** DIRECTIVE **
Output every line below without omitting or altering anything.

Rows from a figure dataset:
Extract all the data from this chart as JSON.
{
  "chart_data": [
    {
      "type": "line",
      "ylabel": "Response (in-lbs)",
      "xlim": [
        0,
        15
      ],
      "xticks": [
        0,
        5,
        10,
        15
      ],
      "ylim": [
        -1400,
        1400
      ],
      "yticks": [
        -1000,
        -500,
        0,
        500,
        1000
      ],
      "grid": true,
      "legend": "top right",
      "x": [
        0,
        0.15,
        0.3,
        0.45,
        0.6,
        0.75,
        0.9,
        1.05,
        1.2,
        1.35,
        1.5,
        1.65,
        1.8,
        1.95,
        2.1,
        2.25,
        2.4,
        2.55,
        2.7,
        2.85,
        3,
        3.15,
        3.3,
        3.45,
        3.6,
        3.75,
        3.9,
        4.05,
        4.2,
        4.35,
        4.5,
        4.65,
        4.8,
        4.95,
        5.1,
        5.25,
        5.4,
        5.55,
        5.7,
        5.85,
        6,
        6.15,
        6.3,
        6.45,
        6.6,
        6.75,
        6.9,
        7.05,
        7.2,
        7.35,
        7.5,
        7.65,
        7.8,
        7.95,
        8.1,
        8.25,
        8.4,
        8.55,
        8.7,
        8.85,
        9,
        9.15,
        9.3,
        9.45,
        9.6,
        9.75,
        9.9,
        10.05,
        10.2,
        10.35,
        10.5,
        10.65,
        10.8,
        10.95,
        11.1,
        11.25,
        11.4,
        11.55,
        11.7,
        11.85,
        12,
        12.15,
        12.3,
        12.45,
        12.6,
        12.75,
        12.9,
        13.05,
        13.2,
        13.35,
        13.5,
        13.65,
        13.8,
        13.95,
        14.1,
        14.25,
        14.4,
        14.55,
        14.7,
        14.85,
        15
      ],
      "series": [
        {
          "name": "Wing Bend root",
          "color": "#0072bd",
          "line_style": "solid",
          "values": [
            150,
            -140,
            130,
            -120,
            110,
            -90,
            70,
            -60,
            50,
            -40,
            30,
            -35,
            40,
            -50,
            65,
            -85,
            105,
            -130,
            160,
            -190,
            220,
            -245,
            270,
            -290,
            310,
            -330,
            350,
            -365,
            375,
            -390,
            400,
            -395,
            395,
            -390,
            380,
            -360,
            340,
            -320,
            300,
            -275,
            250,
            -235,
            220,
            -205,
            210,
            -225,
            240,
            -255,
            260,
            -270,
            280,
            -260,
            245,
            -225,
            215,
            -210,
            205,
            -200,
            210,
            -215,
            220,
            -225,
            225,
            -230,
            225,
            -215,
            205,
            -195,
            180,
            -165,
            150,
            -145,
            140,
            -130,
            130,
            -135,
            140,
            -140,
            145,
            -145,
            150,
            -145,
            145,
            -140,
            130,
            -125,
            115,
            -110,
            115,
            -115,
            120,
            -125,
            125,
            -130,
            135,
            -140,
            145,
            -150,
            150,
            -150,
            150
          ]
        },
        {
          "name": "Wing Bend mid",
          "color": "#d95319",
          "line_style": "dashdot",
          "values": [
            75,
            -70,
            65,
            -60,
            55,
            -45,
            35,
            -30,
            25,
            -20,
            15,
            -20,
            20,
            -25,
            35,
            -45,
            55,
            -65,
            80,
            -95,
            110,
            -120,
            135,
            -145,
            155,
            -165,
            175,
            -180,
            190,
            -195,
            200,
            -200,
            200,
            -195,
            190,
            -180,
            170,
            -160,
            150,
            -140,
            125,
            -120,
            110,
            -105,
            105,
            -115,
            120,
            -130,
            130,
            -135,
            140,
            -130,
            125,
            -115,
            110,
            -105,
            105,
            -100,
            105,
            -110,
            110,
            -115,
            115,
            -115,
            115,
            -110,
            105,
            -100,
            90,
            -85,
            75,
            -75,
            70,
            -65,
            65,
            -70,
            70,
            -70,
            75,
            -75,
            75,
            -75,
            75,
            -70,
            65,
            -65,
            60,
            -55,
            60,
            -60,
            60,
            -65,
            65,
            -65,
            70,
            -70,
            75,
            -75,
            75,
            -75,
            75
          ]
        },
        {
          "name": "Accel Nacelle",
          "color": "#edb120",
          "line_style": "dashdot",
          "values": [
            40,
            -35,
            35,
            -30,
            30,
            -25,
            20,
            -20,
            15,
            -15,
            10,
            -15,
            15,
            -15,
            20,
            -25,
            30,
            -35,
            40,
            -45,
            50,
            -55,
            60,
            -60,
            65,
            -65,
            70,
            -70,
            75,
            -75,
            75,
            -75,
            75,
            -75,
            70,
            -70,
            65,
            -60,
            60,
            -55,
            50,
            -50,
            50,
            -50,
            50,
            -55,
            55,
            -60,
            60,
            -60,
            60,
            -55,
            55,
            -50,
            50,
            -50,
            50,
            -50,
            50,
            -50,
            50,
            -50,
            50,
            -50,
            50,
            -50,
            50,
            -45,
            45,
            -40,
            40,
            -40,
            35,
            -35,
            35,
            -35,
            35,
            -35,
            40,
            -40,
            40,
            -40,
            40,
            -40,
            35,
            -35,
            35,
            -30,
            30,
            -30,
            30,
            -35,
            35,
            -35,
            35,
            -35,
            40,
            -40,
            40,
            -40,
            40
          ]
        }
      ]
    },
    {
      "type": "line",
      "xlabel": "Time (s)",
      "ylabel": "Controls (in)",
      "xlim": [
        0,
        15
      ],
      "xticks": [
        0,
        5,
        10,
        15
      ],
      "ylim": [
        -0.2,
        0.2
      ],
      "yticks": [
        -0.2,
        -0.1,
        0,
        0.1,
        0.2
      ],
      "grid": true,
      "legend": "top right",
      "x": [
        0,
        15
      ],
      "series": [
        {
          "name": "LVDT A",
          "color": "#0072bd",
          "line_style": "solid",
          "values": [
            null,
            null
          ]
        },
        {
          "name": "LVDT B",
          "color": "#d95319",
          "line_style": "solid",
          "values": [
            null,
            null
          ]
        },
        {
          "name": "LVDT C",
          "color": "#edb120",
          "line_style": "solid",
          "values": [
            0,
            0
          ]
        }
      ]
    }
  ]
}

** COMPLETE ANSWER **
Extract all the data from this chart as JSON.
{
  "chart_data": [
    {
      "type": "line",
      "ylabel": "Response (in-lbs)",
      "xlim": [
        0,
        15
      ],
      "xticks": [
        0,
        5,
        10,
        15
      ],
      "ylim": [
        -1400,
        1400
      ],
      "yticks": [
        -1000,
        -500,
        0,
        500,
        1000
      ],
      "grid": true,
      "legend": "top right",
      "x": [
        0,
        0.15,
        0.3,
        0.45,
        0.6,
        0.75,
        0.9,
        1.05,
        1.2,
        1.35,
        1.5,
        1.65,
        1.8,
        1.95,
        2.1,
        2.25,
        2.4,
        2.55,
        2.7,
        2.85,
        3,
        3.15,
        3.3,
        3.45,
        3.6,
        3.75,
        3.9,
        4.05,
        4.2,
        4.35,
        4.5,
        4.65,
        4.8,
        4.95,
        5.1,
        5.25,
        5.4,
        5.55,
        5.7,
        5.85,
        6,
        6.15,
        6.3,
        6.45,
        6.6,
        6.75,
        6.9,
        7.05,
        7.2,
        7.35,
        7.5,
        7.65,
        7.8,
        7.95,
        8.1,
        8.25,
        8.4,
        8.55,
        8.7,
        8.85,
        9,
        9.15,
        9.3,
        9.45,
        9.6,
        9.75,
        9.9,
        10.05,
        10.2,
        10.35,
        10.5,
        10.65,
        10.8,
        10.95,
        11.1,
        11.25,
        11.4,
        11.55,
        11.7,
        11.85,
        12,
        12.15,
        12.3,
        12.45,
        12.6,
        12.75,
        12.9,
        13.05,
        13.2,
        13.35,
        13.5,
        13.65,
        13.8,
        13.95,
        14.1,
        14.25,
        14.4,
        14.55,
        14.7,
        14.85,
        15
      ],
      "series": [
        {
          "name": "Wing Bend root",
          "color": "#0072bd",
          "line_style": "solid",
          "values": [
            150,
            -140,
            130,
            -120,
            110,
            -90,
            70,
            -60,
            50,
            -40,
            30,
            -35,
            40,
            -50,
            65,
            -85,
            105,
            -130,
            160,
            -190,
            220,
            -245,
            270,
            -290,
            310,
            -330,
            350,
            -365,
            375,
            -390,
            400,
            -395,
            395,
            -390,
            380,
            -360,
            340,
            -320,
            300,
            -275,
            250,
            -235,
            220,
            -205,
            210,
            -225,
            240,
            -255,
            260,
            -270,
            280,
            -260,
            245,
            -225,
            215,
            -210,
            205,
            -200,
            210,
            -215,
            220,
            -225,
            225,
            -230,
            225,
            -215,
            205,
            -195,
            180,
            -165,
            150,
            -145,
            140,
            -130,
            130,
            -135,
            140,
            -140,
            145,
            -145,
            150,
            -145,
            145,
            -140,
            130,
            -125,
            115,
            -110,
            115,
            -115,
            120,
            -125,
            125,
            -130,
            135,
            -140,
            145,
            -150,
            150,
            -150,
            150
          ]
        },
        {
          "name": "Wing Bend mid",
          "color": "#d95319",
          "line_style": "dashdot",
          "values": [
            75,
            -70,
            65,
            -60,
            55,
            -45,
            35,
            -30,
            25,
            -20,
            15,
            -20,
            20,
            -25,
            35,
            -45,
            55,
            -65,
            80,
            -95,
            110,
            -120,
            135,
            -145,
            155,
            -165,
            175,
            -180,
            190,
            -195,
            200,
            -200,
            200,
            -195,
            190,
            -180,
            170,
            -160,
            150,
            -140,
            125,
            -120,
            110,
            -105,
            105,
            -115,
            120,
            -130,
            130,
            -135,
            140,
            -130,
            125,
            -115,
            110,
            -105,
            105,
            -100,
            105,
            -110,
            110,
            -115,
            115,
            -115,
            115,
            -110,
            105,
            -100,
            90,
            -85,
            75,
            -75,
            70,
            -65,
            65,
            -70,
            70,
            -70,
            75,
            -75,
            75,
            -75,
            75,
            -70,
            65,
            -65,
            60,
            -55,
            60,
            -60,
            60,
            -65,
            65,
            -65,
            70,
            -70,
            75,
            -75,
            75,
            -75,
            75
          ]
        },
        {
          "name": "Accel Nacelle",
          "color": "#edb120",
          "line_style": "dashdot",
          "values": [
            40,
            -35,
            35,
            -30,
            30,
            -25,
            20,
            -20,
            15,
            -15,
            10,
            -15,
            15,
            -15,
            20,
            -25,
            30,
            -35,
            40,
            -45,
            50,
            -55,
            60,
            -60,
            65,
            -65,
            70,
            -70,
            75,
            -75,
            75,
            -75,
            75,
            -75,
            70,
            -70,
            65,
            -60,
            60,
            -55,
            50,
            -50,
            50,
            -50,
            50,
            -55,
            55,
            -60,
            60,
            -60,
            60,
            -55,
            55,
            -50,
            50,
            -50,
            50,
            -50,
            50,
            -50,
            50,
            -50,
            50,
            -50,
            50,
            -50,
            50,
            -45,
            45,
            -40,
            40,
            -40,
            35,
            -35,
            35,
            -35,
            35,
            -35,
            40,
            -40,
            40,
            -40,
            40,
            -40,
            35,
            -35,
            35,
            -30,
            30,
            -30,
            30,
            -35,
            35,
            -35,
            35,
            -35,
            40,
            -40,
            40,
            -40,
            40
          ]
        }
      ]
    },
    {
      "type": "line",
      "xlabel": "Time (s)",
      "ylabel": "Controls (in)",
      "xlim": [
        0,
        15
      ],
      "xticks": [
        0,
        5,
        10,
        15
      ],
      "ylim": [
        -0.2,
        0.2
      ],
      "yticks": [
        -0.2,
        -0.1,
        0,
        0.1,
        0.2
      ],
      "grid": true,
      "legend": "top right",
      "x": [
        0,
        15
      ],
      "series": [
        {
          "name": "LVDT A",
          "color": "#0072bd",
          "line_style": "solid",
          "values": [
            null,
            null
          ]
        },
        {
          "name": "LVDT B",
          "color": "#d95319",
          "line_style": "solid",
          "values": [
            null,
            null
          ]
        },
        {
          "name": "LVDT C",
          "color": "#edb120",
          "line_style": "solid",
          "values": [
            0,
            0
          ]
        }
      ]
    }
  ]
}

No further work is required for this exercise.